- PROBLEM DETAILS:
In the listing below, rename "Image Generator" to "Picture Maker" and leave every other part of each line unchanged. Leave the pictures out of your answer.

Start of DATA PROVIDED

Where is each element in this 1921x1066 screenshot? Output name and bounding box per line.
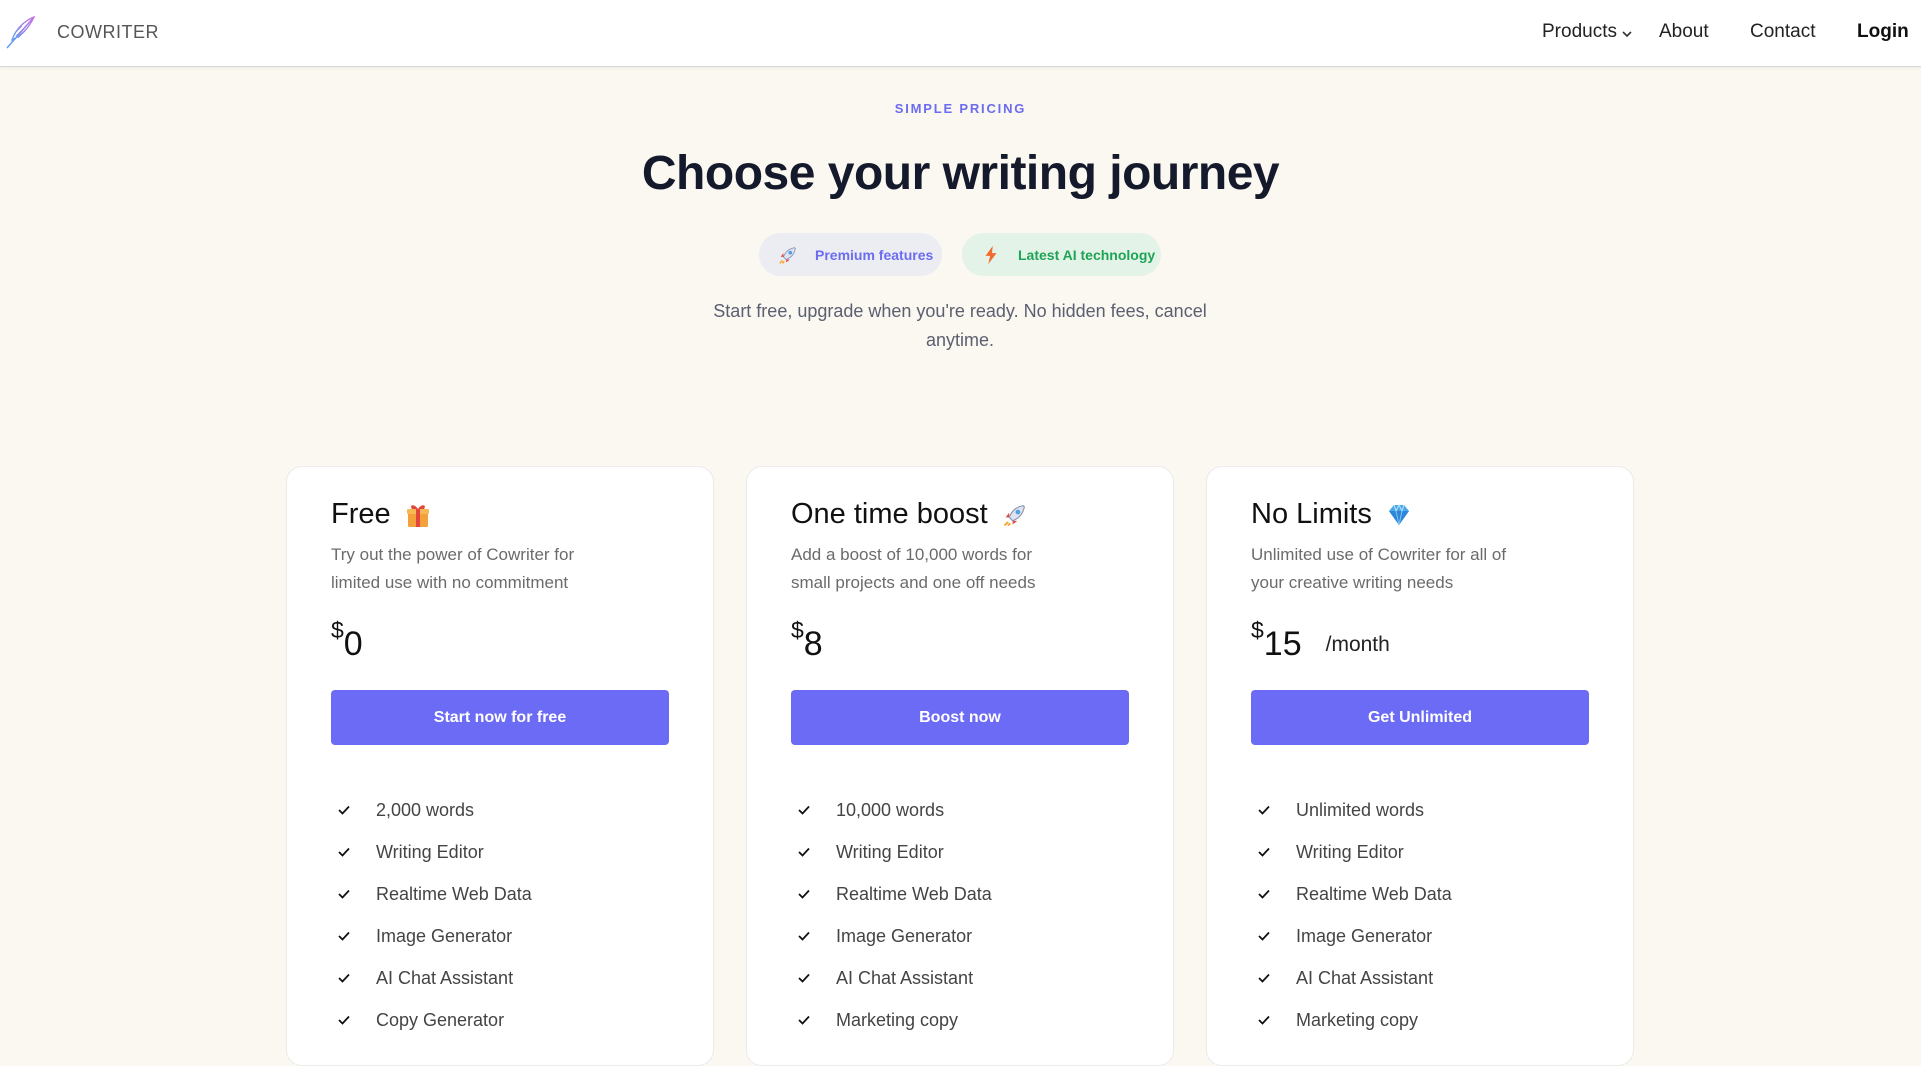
feature-label: 10,000 words — [836, 799, 945, 820]
feature-item: Realtime Web Data — [797, 873, 992, 915]
feature-item: 2,000 words — [337, 789, 532, 831]
check-icon — [338, 889, 350, 899]
feature-item: AI Chat Assistant — [337, 957, 532, 999]
plan-description: Add a boost of 10,000 words for small pr… — [791, 545, 1036, 592]
feature-label: Marketing copy — [836, 1009, 959, 1030]
feature-label: Realtime Web Data — [836, 883, 992, 904]
feature-item: Copy Generator — [337, 999, 532, 1041]
price-period: /month — [1325, 633, 1390, 656]
premium-features-badge: Premium features — [759, 233, 942, 276]
price-currency: $ — [791, 617, 804, 643]
feature-label: Image Generator — [836, 925, 973, 946]
feature-label: Realtime Web Data — [1296, 883, 1452, 904]
check-icon — [1258, 847, 1270, 857]
feature-item: 10,000 words — [797, 789, 992, 831]
feature-item: Marketing copy — [797, 999, 992, 1041]
pricing-eyebrow: SIMPLE PRICING — [894, 101, 1027, 116]
feature-list: Unlimited words Writing Editor Realtime … — [1257, 789, 1452, 1041]
page-title: Choose your writing journey — [641, 147, 1280, 200]
price-amount: 8 — [803, 625, 823, 663]
nav-about-link[interactable]: About — [1659, 21, 1709, 43]
feature-label: Image Generator — [376, 925, 513, 946]
plan-title: One time boost — [791, 498, 1029, 531]
plan-title: Free — [331, 498, 432, 531]
check-icon — [798, 847, 810, 857]
feature-item: Writing Editor — [1257, 831, 1452, 873]
get-unlimited-button[interactable]: Get Unlimited — [1251, 690, 1589, 745]
feature-label: AI Chat Assistant — [376, 967, 514, 988]
feature-item: AI Chat Assistant — [797, 957, 992, 999]
plan-price: $ 0 — [331, 615, 363, 664]
plan-card-no-limits: No Limits Unlimited use of Cowriter for … — [1206, 466, 1634, 1066]
feature-item: Image Generator — [797, 915, 992, 957]
nav-contact-link[interactable]: Contact — [1750, 21, 1815, 43]
check-icon — [1258, 931, 1270, 941]
feature-item: AI Chat Assistant — [1257, 957, 1452, 999]
feature-item: Unlimited words — [1257, 789, 1452, 831]
plan-price: $ 15 /month — [1251, 615, 1390, 664]
rocket-icon — [1003, 504, 1025, 526]
feature-label: Writing Editor — [836, 841, 944, 862]
check-icon — [798, 973, 810, 983]
feature-item: Writing Editor — [337, 831, 532, 873]
check-icon — [1258, 805, 1270, 815]
plan-description: Unlimited use of Cowriter for all of you… — [1251, 545, 1507, 592]
latest-ai-label: Latest AI technology — [1018, 246, 1156, 263]
plan-title: No Limits — [1251, 498, 1413, 531]
feature-label: Marketing copy — [1296, 1009, 1419, 1030]
feature-label: Copy Generator — [376, 1009, 505, 1030]
feature-item: Writing Editor — [797, 831, 992, 873]
plan-name: One time boost — [791, 498, 988, 530]
check-icon — [338, 973, 350, 983]
nav-products-link[interactable]: Products — [1542, 21, 1617, 43]
check-icon — [338, 847, 350, 857]
pricing-subtitle: Start free, upgrade when you're ready. N… — [713, 301, 1207, 350]
plan-description: Try out the power of Cowriter for limite… — [331, 545, 575, 592]
feature-item: Marketing copy — [1257, 999, 1452, 1041]
chevron-down-icon[interactable] — [1621, 28, 1633, 40]
top-navbar: COWRITER Products About Contact Login — [0, 0, 1921, 67]
feature-item: Image Generator — [1257, 915, 1452, 957]
premium-features-label: Premium features — [815, 246, 934, 263]
price-currency: $ — [1251, 617, 1264, 643]
check-icon — [338, 931, 350, 941]
feature-item: Realtime Web Data — [1257, 873, 1452, 915]
plan-card-free: Free Try out the power of Cowriter for l… — [286, 466, 714, 1066]
feature-label: Realtime Web Data — [376, 883, 532, 904]
feature-list: 2,000 words Writing Editor Realtime Web … — [337, 789, 532, 1041]
latest-ai-badge: Latest AI technology — [962, 233, 1161, 276]
feature-label: AI Chat Assistant — [836, 967, 974, 988]
feature-list: 10,000 words Writing Editor Realtime Web… — [797, 789, 992, 1041]
feature-label: Writing Editor — [376, 841, 484, 862]
quill-logo-icon[interactable] — [4, 14, 38, 50]
plan-price: $ 8 — [791, 615, 823, 664]
plan-card-one-time-boost: One time boost Add a boost of 10,000 wor… — [746, 466, 1174, 1066]
check-icon — [798, 931, 810, 941]
check-icon — [1258, 973, 1270, 983]
gift-icon — [406, 504, 429, 527]
nav-login-link[interactable]: Login — [1857, 21, 1909, 43]
plan-name: No Limits — [1251, 498, 1372, 530]
feature-item: Image Generator — [337, 915, 532, 957]
rocket-icon — [779, 246, 796, 264]
feature-label: AI Chat Assistant — [1296, 967, 1434, 988]
check-icon — [1258, 889, 1270, 899]
check-icon — [338, 805, 350, 815]
feature-label: Unlimited words — [1296, 799, 1425, 820]
feature-label: Image Generator — [1296, 925, 1433, 946]
feature-item: Realtime Web Data — [337, 873, 532, 915]
feature-label: Writing Editor — [1296, 841, 1404, 862]
plan-name: Free — [331, 498, 391, 530]
feature-label: 2,000 words — [376, 799, 475, 820]
price-currency: $ — [331, 617, 344, 643]
boost-now-button[interactable]: Boost now — [791, 690, 1129, 745]
lightning-icon — [985, 245, 997, 264]
price-amount: 15 — [1263, 625, 1302, 663]
gem-icon — [1388, 503, 1409, 525]
check-icon — [798, 889, 810, 899]
start-free-button[interactable]: Start now for free — [331, 690, 669, 745]
price-amount: 0 — [343, 625, 363, 663]
check-icon — [798, 805, 810, 815]
brand-name[interactable]: COWRITER — [57, 22, 159, 43]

End of DATA PROVIDED

- EXERCISE ANSWER:
Where is each element in this 1921x1066 screenshot? Output name and bounding box per line.
feature-label: 10,000 words — [836, 799, 945, 820]
feature-item: Realtime Web Data — [797, 873, 992, 915]
feature-item: 2,000 words — [337, 789, 532, 831]
check-icon — [338, 889, 350, 899]
feature-item: AI Chat Assistant — [337, 957, 532, 999]
plan-description: Add a boost of 10,000 words for small pr… — [791, 545, 1036, 592]
feature-label: Marketing copy — [836, 1009, 959, 1030]
feature-label: Realtime Web Data — [836, 883, 992, 904]
feature-item: Copy Generator — [337, 999, 532, 1041]
price-period: /month — [1325, 633, 1390, 656]
premium-features-badge: Premium features — [759, 233, 942, 276]
price-currency: $ — [791, 617, 804, 643]
feature-label: Picture Maker — [836, 925, 973, 946]
feature-label: Realtime Web Data — [1296, 883, 1452, 904]
check-icon — [1258, 847, 1270, 857]
feature-item: 10,000 words — [797, 789, 992, 831]
feature-item: Marketing copy — [797, 999, 992, 1041]
pricing-eyebrow: SIMPLE PRICING — [894, 101, 1027, 116]
feature-list: Unlimited words Writing Editor Realtime … — [1257, 789, 1452, 1041]
page-title: Choose your writing journey — [641, 147, 1280, 200]
price-amount: 8 — [803, 625, 823, 663]
nav-about-link[interactable]: About — [1659, 21, 1709, 43]
feature-label: Picture Maker — [376, 925, 513, 946]
plan-title: One time boost — [791, 498, 1029, 531]
plan-title: Free — [331, 498, 432, 531]
check-icon — [798, 847, 810, 857]
feature-item: Writing Editor — [1257, 831, 1452, 873]
get-unlimited-button[interactable]: Get Unlimited — [1251, 690, 1589, 745]
feature-label: AI Chat Assistant — [376, 967, 514, 988]
feature-item: AI Chat Assistant — [797, 957, 992, 999]
plan-price: $ 0 — [331, 615, 363, 664]
plan-card-no-limits: No Limits Unlimited use of Cowriter for … — [1206, 466, 1634, 1066]
feature-item: Picture Maker — [797, 915, 992, 957]
nav-contact-link[interactable]: Contact — [1750, 21, 1815, 43]
check-icon — [1258, 931, 1270, 941]
feature-item: AI Chat Assistant — [1257, 957, 1452, 999]
feature-item: Unlimited words — [1257, 789, 1452, 831]
plan-price: $ 15 /month — [1251, 615, 1390, 664]
rocket-icon — [1003, 504, 1025, 526]
feature-label: Writing Editor — [836, 841, 944, 862]
check-icon — [798, 973, 810, 983]
feature-item: Writing Editor — [337, 831, 532, 873]
check-icon — [1258, 805, 1270, 815]
plan-description: Unlimited use of Cowriter for all of you… — [1251, 545, 1507, 592]
latest-ai-label: Latest AI technology — [1018, 246, 1156, 263]
plan-title: No Limits — [1251, 498, 1413, 531]
feature-label: Marketing copy — [1296, 1009, 1419, 1030]
feature-label: Copy Generator — [376, 1009, 505, 1030]
feature-item: Writing Editor — [797, 831, 992, 873]
plan-name: One time boost — [791, 498, 988, 530]
check-icon — [338, 973, 350, 983]
nav-products-link[interactable]: Products — [1542, 21, 1617, 43]
check-icon — [338, 847, 350, 857]
pricing-subtitle: Start free, upgrade when you're ready. N… — [713, 301, 1207, 350]
plan-description: Try out the power of Cowriter for limite… — [331, 545, 575, 592]
feature-item: Marketing copy — [1257, 999, 1452, 1041]
chevron-down-icon[interactable] — [1621, 28, 1633, 40]
top-navbar: COWRITER Products About Contact Login — [0, 0, 1921, 67]
feature-item: Picture Maker — [1257, 915, 1452, 957]
premium-features-label: Premium features — [815, 246, 934, 263]
price-currency: $ — [1251, 617, 1264, 643]
check-icon — [338, 931, 350, 941]
feature-item: Realtime Web Data — [1257, 873, 1452, 915]
plan-card-free: Free Try out the power of Cowriter for l… — [286, 466, 714, 1066]
feature-label: Realtime Web Data — [376, 883, 532, 904]
feature-list: 2,000 words Writing Editor Realtime Web … — [337, 789, 532, 1041]
latest-ai-badge: Latest AI technology — [962, 233, 1161, 276]
feature-label: AI Chat Assistant — [836, 967, 974, 988]
feature-list: 10,000 words Writing Editor Realtime Web… — [797, 789, 992, 1041]
feature-label: Writing Editor — [376, 841, 484, 862]
quill-logo-icon[interactable] — [4, 14, 38, 50]
plan-price: $ 8 — [791, 615, 823, 664]
plan-card-one-time-boost: One time boost Add a boost of 10,000 wor… — [746, 466, 1174, 1066]
check-icon — [798, 931, 810, 941]
check-icon — [1258, 973, 1270, 983]
gift-icon — [406, 504, 429, 527]
nav-login-link[interactable]: Login — [1857, 21, 1909, 43]
plan-name: No Limits — [1251, 498, 1372, 530]
feature-item: Picture Maker — [337, 915, 532, 957]
rocket-icon — [779, 246, 796, 264]
feature-label: AI Chat Assistant — [1296, 967, 1434, 988]
check-icon — [1258, 889, 1270, 899]
check-icon — [338, 805, 350, 815]
feature-label: Unlimited words — [1296, 799, 1425, 820]
feature-label: Picture Maker — [1296, 925, 1433, 946]
feature-item: Realtime Web Data — [337, 873, 532, 915]
feature-label: Writing Editor — [1296, 841, 1404, 862]
plan-name: Free — [331, 498, 391, 530]
feature-label: 2,000 words — [376, 799, 475, 820]
price-currency: $ — [331, 617, 344, 643]
boost-now-button[interactable]: Boost now — [791, 690, 1129, 745]
lightning-icon — [985, 245, 997, 264]
price-amount: 15 — [1263, 625, 1302, 663]
gem-icon — [1388, 503, 1409, 525]
check-icon — [798, 889, 810, 899]
start-free-button[interactable]: Start now for free — [331, 690, 669, 745]
price-amount: 0 — [343, 625, 363, 663]
check-icon — [798, 805, 810, 815]
brand-name[interactable]: COWRITER — [57, 22, 159, 43]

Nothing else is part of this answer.